RECORDED INFORMATION:

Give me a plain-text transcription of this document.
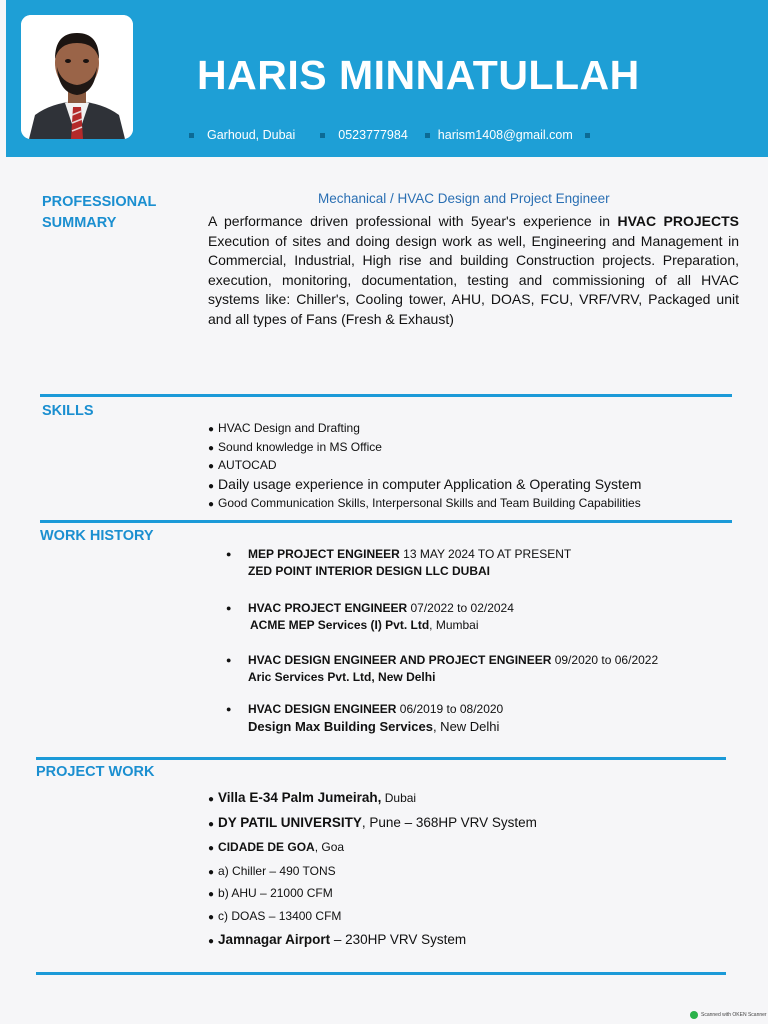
HARIS MINNATULLAH
Garhoud, Dubai	0523777984 harism1408@gmail.com
PROFESSIONAL
SUMMARY
Mechanical / HVAC Design and Project Engineer
A performance driven professional with 5year's experience in HVAC PROJECTS Execution of sites and doing design work as well, Engineering and Management in Commercial, Industrial, High rise and building Construction projects. Preparation, execution, monitoring, documentation, testing and commissioning of all HVAC systems like: Chiller's, Cooling tower, AHU, DOAS, FCU, VRF/VRV, Packaged unit and all types of Fans (Fresh & Exhaust)
SKILLS
● HVAC Design and Drafting
● Sound knowledge in MS Office
● AUTOCAD
● Daily usage experience in computer Application & Operating System
● Good Communication Skills, Interpersonal Skills and Team Building Capabilities
WORK HISTORY
●	MEP PROJECT ENGINEER 13 MAY 2024 TO AT PRESENT
ZED POINT INTERIOR DESIGN LLC DUBAI
●	HVAC PROJECT ENGINEER 07/2022 to 02/2024
ACME MEP Services (I) Pvt. Ltd, Mumbai
●	HVAC DESIGN ENGINEER AND PROJECT ENGINEER 09/2020 to 06/2022
Aric Services Pvt. Ltd, New Delhi
●	HVAC DESIGN ENGINEER 06/2019 to 08/2020
Design Max Building Services, New Delhi
PROJECT WORK
● Villa E-34 Palm Jumeirah, Dubai
● DY PATIL UNIVERSITY, Pune – 368HP VRV System
● CIDADE DE GOA, Goa
● a) Chiller – 490 TONS
● b) AHU – 21000 CFM
● c) DOAS – 13400 CFM
● Jamnagar Airport – 230HP VRV System
Scanned with OKEN Scanner
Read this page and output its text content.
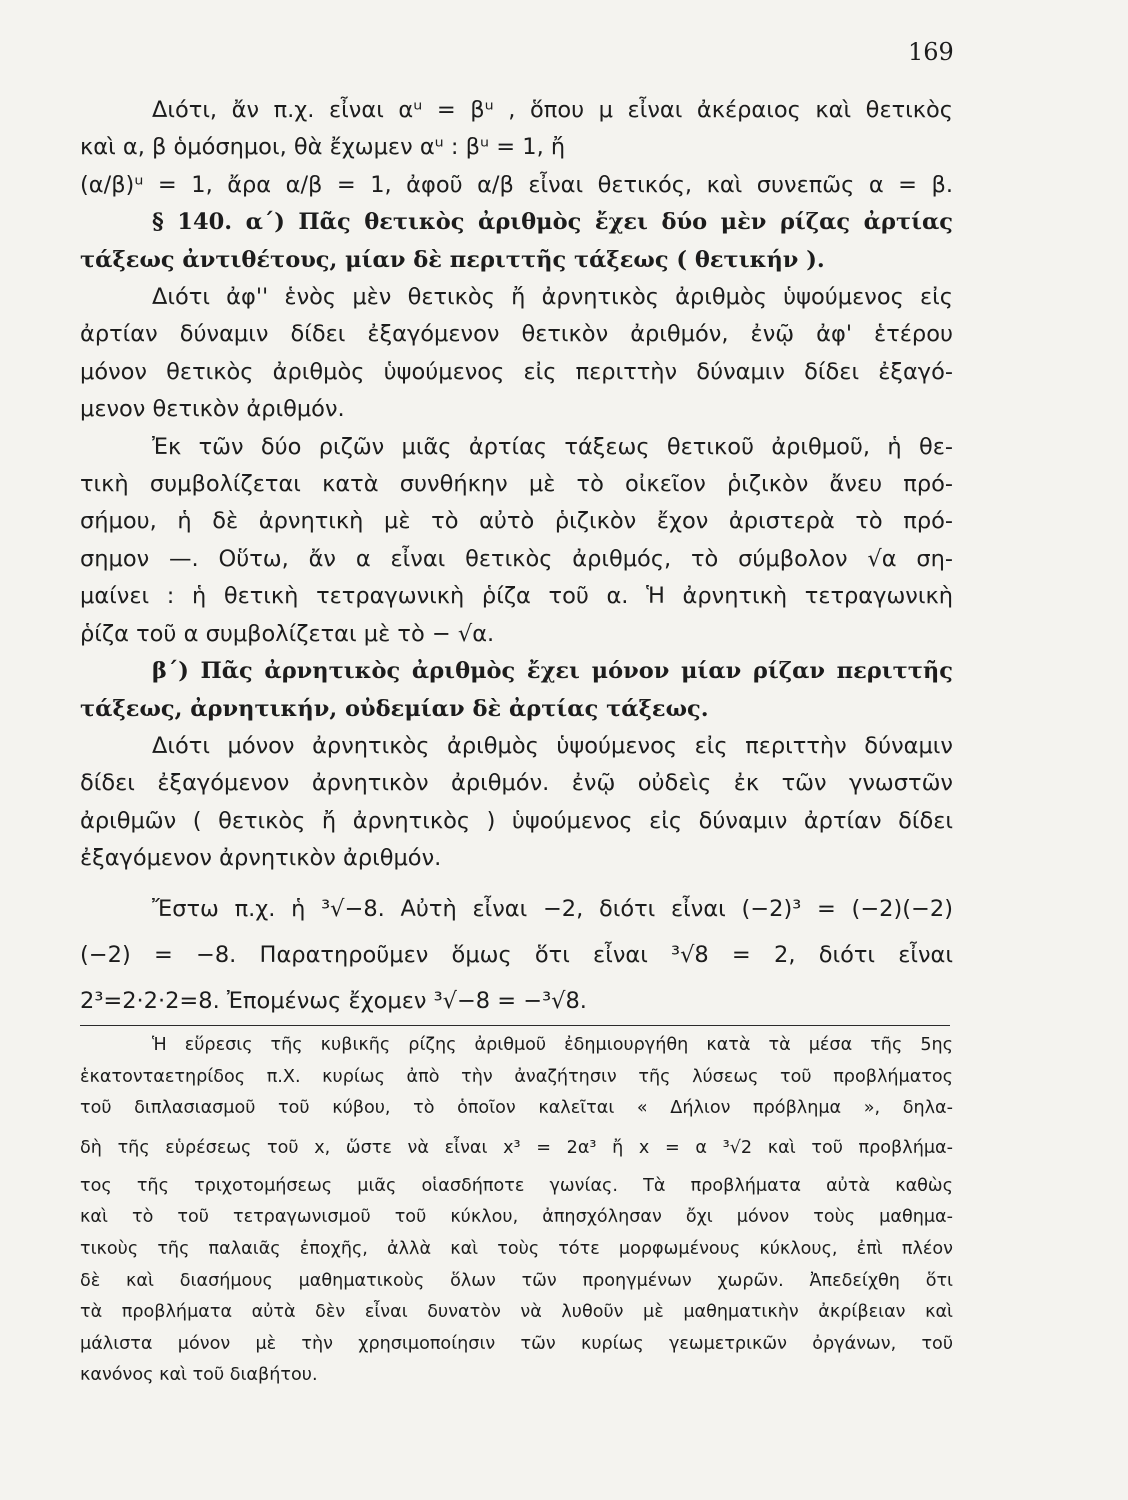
169
Διότι, ἄν π.χ. εἶναι αᵘ = βᵘ , ὅπου μ εἶναι ἀκέραιος καὶ θετικὸς
καὶ α, β ὁμόσημοι, θὰ ἔχωμεν αᵘ : βᵘ = 1, ἤ
(α/β)ᵘ = 1, ἄρα α/β = 1, ἀφοῦ α/β εἶναι θετικός, καὶ συνεπῶς α = β.
§ 140. α΄) Πᾶς θετικὸς ἀριθμὸς ἔχει δύο μὲν ρίζας ἀρτίας
τάξεως ἀντιθέτους, μίαν δὲ περιττῆς τάξεως ( θετικήν ).
Διότι ἀφ'' ἑνὸς μὲν θετικὸς ἤ ἀρνητικὸς ἀριθμὸς ὑψούμενος εἰς
ἀρτίαν δύναμιν δίδει ἐξαγόμενον θετικὸν ἀριθμόν, ἐνῷ ἀφ' ἑτέρου
μόνον θετικὸς ἀριθμὸς ὑψούμενος εἰς περιττὴν δύναμιν δίδει ἐξαγό-
μενον θετικὸν ἀριθμόν.
Ἐκ τῶν δύο ριζῶν μιᾶς ἀρτίας τάξεως θετικοῦ ἀριθμοῦ, ἡ θε-
τικὴ συμβολίζεται κατὰ συνθήκην μὲ τὸ οἰκεῖον ῥιζικὸν ἄνευ πρό-
σήμου, ἡ δὲ ἀρνητικὴ μὲ τὸ αὐτὸ ῥιζικὸν ἔχον ἀριστερὰ τὸ πρό-
σημον —. Οὕτω, ἄν α εἶναι θετικὸς ἀριθμός, τὸ σύμβολον √α ση-
μαίνει : ἡ θετικὴ τετραγωνικὴ ῥίζα τοῦ α. Ἡ ἀρνητικὴ τετραγωνικὴ
ῥίζα τοῦ α συμβολίζεται μὲ τὸ − √α.
β΄) Πᾶς ἀρνητικὸς ἀριθμὸς ἔχει μόνον μίαν ρίζαν περιττῆς
τάξεως, ἀρνητικήν, οὐδεμίαν δὲ ἀρτίας τάξεως.
Διότι μόνον ἀρνητικὸς ἀριθμὸς ὑψούμενος εἰς περιττὴν δύναμιν
δίδει ἐξαγόμενον ἀρνητικὸν ἀριθμόν. ἐνῷ οὐδεὶς ἐκ τῶν γνωστῶν
ἀριθμῶν ( θετικὸς ἤ ἀρνητικὸς ) ὑψούμενος εἰς δύναμιν ἀρτίαν δίδει
ἐξαγόμενον ἀρνητικὸν ἀριθμόν.
Ἔστω π.χ. ἡ ³√−8. Αὐτὴ εἶναι −2, διότι εἶναι (−2)³ = (−2)(−2)
(−2) = −8. Παρατηροῦμεν ὅμως ὅτι εἶναι ³√8 = 2, διότι εἶναι
2³=2·2·2=8. Ἐπομένως ἔχομεν ³√−8 = −³√8.
Ἡ εὕρεσις τῆς κυβικῆς ρίζης ἀριθμοῦ ἐδημιουργήθη κατὰ τὰ μέσα τῆς 5ης
ἑκατονταετηρίδος π.Χ. κυρίως ἀπὸ τὴν ἀναζήτησιν τῆς λύσεως τοῦ προβλήματος
τοῦ διπλασιασμοῦ τοῦ κύβου, τὸ ὁποῖον καλεῖται « Δήλιον πρόβλημα », δηλα-
δὴ τῆς εὑρέσεως τοῦ x, ὥστε νὰ εἶναι x³ = 2α³ ἤ x = α ³√2 καὶ τοῦ προβλήμα-
τος τῆς τριχοτομήσεως μιᾶς οἱασδήποτε γωνίας. Τὰ προβλήματα αὐτὰ καθὼς
καὶ τὸ τοῦ τετραγωνισμοῦ τοῦ κύκλου, ἀπησχόλησαν ὄχι μόνον τοὺς μαθημα-
τικοὺς τῆς παλαιᾶς ἐποχῆς, ἀλλὰ καὶ τοὺς τότε μορφωμένους κύκλους, ἐπὶ πλέον
δὲ καὶ διασήμους μαθηματικοὺς ὅλων τῶν προηγμένων χωρῶν. Ἀπεδείχθη ὅτι
τὰ προβλήματα αὐτὰ δὲν εἶναι δυνατὸν νὰ λυθοῦν μὲ μαθηματικὴν ἀκρίβειαν καὶ
μάλιστα μόνον μὲ τὴν χρησιμοποίησιν τῶν κυρίως γεωμετρικῶν ὀργάνων, τοῦ
κανόνος καὶ τοῦ διαβήτου.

PROBLEM REQUIREMENTS: Find the word "ἀρνητικὸν" in the records and pull out each line that has it.

FULL ANSWER:
δίδει ἐξαγόμενον ἀρνητικὸν ἀριθμόν. ἐνῷ οὐδεὶς ἐκ τῶν γνωστῶν
ἐξαγόμενον ἀρνητικὸν ἀριθμόν.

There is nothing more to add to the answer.